[start]
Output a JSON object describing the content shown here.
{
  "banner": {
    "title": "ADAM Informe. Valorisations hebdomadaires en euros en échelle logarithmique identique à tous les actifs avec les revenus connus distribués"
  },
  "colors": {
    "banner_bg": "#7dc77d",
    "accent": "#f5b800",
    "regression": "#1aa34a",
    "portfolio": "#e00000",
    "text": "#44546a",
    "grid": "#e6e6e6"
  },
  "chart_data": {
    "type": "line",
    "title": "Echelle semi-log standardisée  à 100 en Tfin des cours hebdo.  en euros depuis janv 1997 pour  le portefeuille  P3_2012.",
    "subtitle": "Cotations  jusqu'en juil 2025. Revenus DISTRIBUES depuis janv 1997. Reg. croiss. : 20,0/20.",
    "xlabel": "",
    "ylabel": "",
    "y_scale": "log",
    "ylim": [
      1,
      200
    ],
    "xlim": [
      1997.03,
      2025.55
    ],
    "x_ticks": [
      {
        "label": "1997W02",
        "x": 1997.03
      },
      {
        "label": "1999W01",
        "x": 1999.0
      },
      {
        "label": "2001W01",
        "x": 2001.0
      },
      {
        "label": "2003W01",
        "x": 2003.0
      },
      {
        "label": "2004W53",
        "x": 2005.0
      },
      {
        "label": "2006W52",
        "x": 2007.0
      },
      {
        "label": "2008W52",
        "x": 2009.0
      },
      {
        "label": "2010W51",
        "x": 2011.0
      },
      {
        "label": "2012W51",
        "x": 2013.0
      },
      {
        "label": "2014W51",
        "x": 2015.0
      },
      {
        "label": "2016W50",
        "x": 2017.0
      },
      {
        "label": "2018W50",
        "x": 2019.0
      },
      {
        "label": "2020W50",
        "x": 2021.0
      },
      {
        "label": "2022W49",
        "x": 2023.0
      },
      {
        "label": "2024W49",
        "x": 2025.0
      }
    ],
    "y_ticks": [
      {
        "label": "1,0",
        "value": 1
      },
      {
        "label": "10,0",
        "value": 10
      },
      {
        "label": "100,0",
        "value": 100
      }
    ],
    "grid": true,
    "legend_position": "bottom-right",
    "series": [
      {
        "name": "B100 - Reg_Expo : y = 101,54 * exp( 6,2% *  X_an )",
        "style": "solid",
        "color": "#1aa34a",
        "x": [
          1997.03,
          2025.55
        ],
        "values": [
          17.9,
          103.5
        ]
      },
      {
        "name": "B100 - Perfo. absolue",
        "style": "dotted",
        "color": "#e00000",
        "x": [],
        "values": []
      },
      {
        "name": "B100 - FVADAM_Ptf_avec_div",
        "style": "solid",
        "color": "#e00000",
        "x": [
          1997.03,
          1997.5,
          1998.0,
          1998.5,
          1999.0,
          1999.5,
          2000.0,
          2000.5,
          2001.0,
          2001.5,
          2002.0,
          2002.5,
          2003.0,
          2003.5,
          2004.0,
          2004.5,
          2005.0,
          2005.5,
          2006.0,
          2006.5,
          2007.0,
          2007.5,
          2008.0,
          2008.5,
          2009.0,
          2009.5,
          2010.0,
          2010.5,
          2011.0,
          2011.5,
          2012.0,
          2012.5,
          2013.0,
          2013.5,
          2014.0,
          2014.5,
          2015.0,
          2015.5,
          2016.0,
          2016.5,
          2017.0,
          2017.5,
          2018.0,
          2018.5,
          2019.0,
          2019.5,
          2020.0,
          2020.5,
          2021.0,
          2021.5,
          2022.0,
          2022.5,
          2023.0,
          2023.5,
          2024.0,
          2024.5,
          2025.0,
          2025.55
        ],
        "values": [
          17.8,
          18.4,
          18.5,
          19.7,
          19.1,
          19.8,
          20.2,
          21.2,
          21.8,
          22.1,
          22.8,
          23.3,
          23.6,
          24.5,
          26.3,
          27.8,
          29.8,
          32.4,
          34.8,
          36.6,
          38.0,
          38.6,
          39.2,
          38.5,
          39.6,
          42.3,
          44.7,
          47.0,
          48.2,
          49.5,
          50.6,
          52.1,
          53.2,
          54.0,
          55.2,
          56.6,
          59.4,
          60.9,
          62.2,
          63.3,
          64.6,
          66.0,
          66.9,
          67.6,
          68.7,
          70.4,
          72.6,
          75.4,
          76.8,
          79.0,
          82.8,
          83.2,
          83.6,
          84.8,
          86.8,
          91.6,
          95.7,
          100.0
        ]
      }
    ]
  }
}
[end]
» **Set exercise**:
Word for word, quote all of the data above.

» **Exercise response**:
Output a JSON object describing the content shown here.
{
  "banner": {
    "title": "ADAM Informe. Valorisations hebdomadaires en euros en échelle logarithmique identique à tous les actifs avec les revenus connus distribués"
  },
  "colors": {
    "banner_bg": "#7dc77d",
    "accent": "#f5b800",
    "regression": "#1aa34a",
    "portfolio": "#e00000",
    "text": "#44546a",
    "grid": "#e6e6e6"
  },
  "chart_data": {
    "type": "line",
    "title": "Echelle semi-log standardisée  à 100 en Tfin des cours hebdo.  en euros depuis janv 1997 pour  le portefeuille  P3_2012.",
    "subtitle": "Cotations  jusqu'en juil 2025. Revenus DISTRIBUES depuis janv 1997. Reg. croiss. : 20,0/20.",
    "xlabel": "",
    "ylabel": "",
    "y_scale": "log",
    "ylim": [
      1,
      200
    ],
    "xlim": [
      1997.03,
      2025.55
    ],
    "x_ticks": [
      {
        "label": "1997W02",
        "x": 1997.03
      },
      {
        "label": "1999W01",
        "x": 1999.0
      },
      {
        "label": "2001W01",
        "x": 2001.0
      },
      {
        "label": "2003W01",
        "x": 2003.0
      },
      {
        "label": "2004W53",
        "x": 2005.0
      },
      {
        "label": "2006W52",
        "x": 2007.0
      },
      {
        "label": "2008W52",
        "x": 2009.0
      },
      {
        "label": "2010W51",
        "x": 2011.0
      },
      {
        "label": "2012W51",
        "x": 2013.0
      },
      {
        "label": "2014W51",
        "x": 2015.0
      },
      {
        "label": "2016W50",
        "x": 2017.0
      },
      {
        "label": "2018W50",
        "x": 2019.0
      },
      {
        "label": "2020W50",
        "x": 2021.0
      },
      {
        "label": "2022W49",
        "x": 2023.0
      },
      {
        "label": "2024W49",
        "x": 2025.0
      }
    ],
    "y_ticks": [
      {
        "label": "1,0",
        "value": 1
      },
      {
        "label": "10,0",
        "value": 10
      },
      {
        "label": "100,0",
        "value": 100
      }
    ],
    "grid": true,
    "legend_position": "bottom-right",
    "series": [
      {
        "name": "B100 - Reg_Expo : y = 101,54 * exp( 6,2% *  X_an )",
        "style": "solid",
        "color": "#1aa34a",
        "x": [
          1997.03,
          2025.55
        ],
        "values": [
          17.9,
          103.5
        ]
      },
      {
        "name": "B100 - Perfo. absolue",
        "style": "dotted",
        "color": "#e00000",
        "x": [],
        "values": []
      },
      {
        "name": "B100 - FVADAM_Ptf_avec_div",
        "style": "solid",
        "color": "#e00000",
        "x": [
          1997.03,
          1997.5,
          1998.0,
          1998.5,
          1999.0,
          1999.5,
          2000.0,
          2000.5,
          2001.0,
          2001.5,
          2002.0,
          2002.5,
          2003.0,
          2003.5,
          2004.0,
          2004.5,
          2005.0,
          2005.5,
          2006.0,
          2006.5,
          2007.0,
          2007.5,
          2008.0,
          2008.5,
          2009.0,
          2009.5,
          2010.0,
          2010.5,
          2011.0,
          2011.5,
          2012.0,
          2012.5,
          2013.0,
          2013.5,
          2014.0,
          2014.5,
          2015.0,
          2015.5,
          2016.0,
          2016.5,
          2017.0,
          2017.5,
          2018.0,
          2018.5,
          2019.0,
          2019.5,
          2020.0,
          2020.5,
          2021.0,
          2021.5,
          2022.0,
          2022.5,
          2023.0,
          2023.5,
          2024.0,
          2024.5,
          2025.0,
          2025.55
        ],
        "values": [
          17.8,
          18.4,
          18.5,
          19.7,
          19.1,
          19.8,
          20.2,
          21.2,
          21.8,
          22.1,
          22.8,
          23.3,
          23.6,
          24.5,
          26.3,
          27.8,
          29.8,
          32.4,
          34.8,
          36.6,
          38.0,
          38.6,
          39.2,
          38.5,
          39.6,
          42.3,
          44.7,
          47.0,
          48.2,
          49.5,
          50.6,
          52.1,
          53.2,
          54.0,
          55.2,
          56.6,
          59.4,
          60.9,
          62.2,
          63.3,
          64.6,
          66.0,
          66.9,
          67.6,
          68.7,
          70.4,
          72.6,
          75.4,
          76.8,
          79.0,
          82.8,
          83.2,
          83.6,
          84.8,
          86.8,
          91.6,
          95.7,
          100.0
        ]
      }
    ]
  }
}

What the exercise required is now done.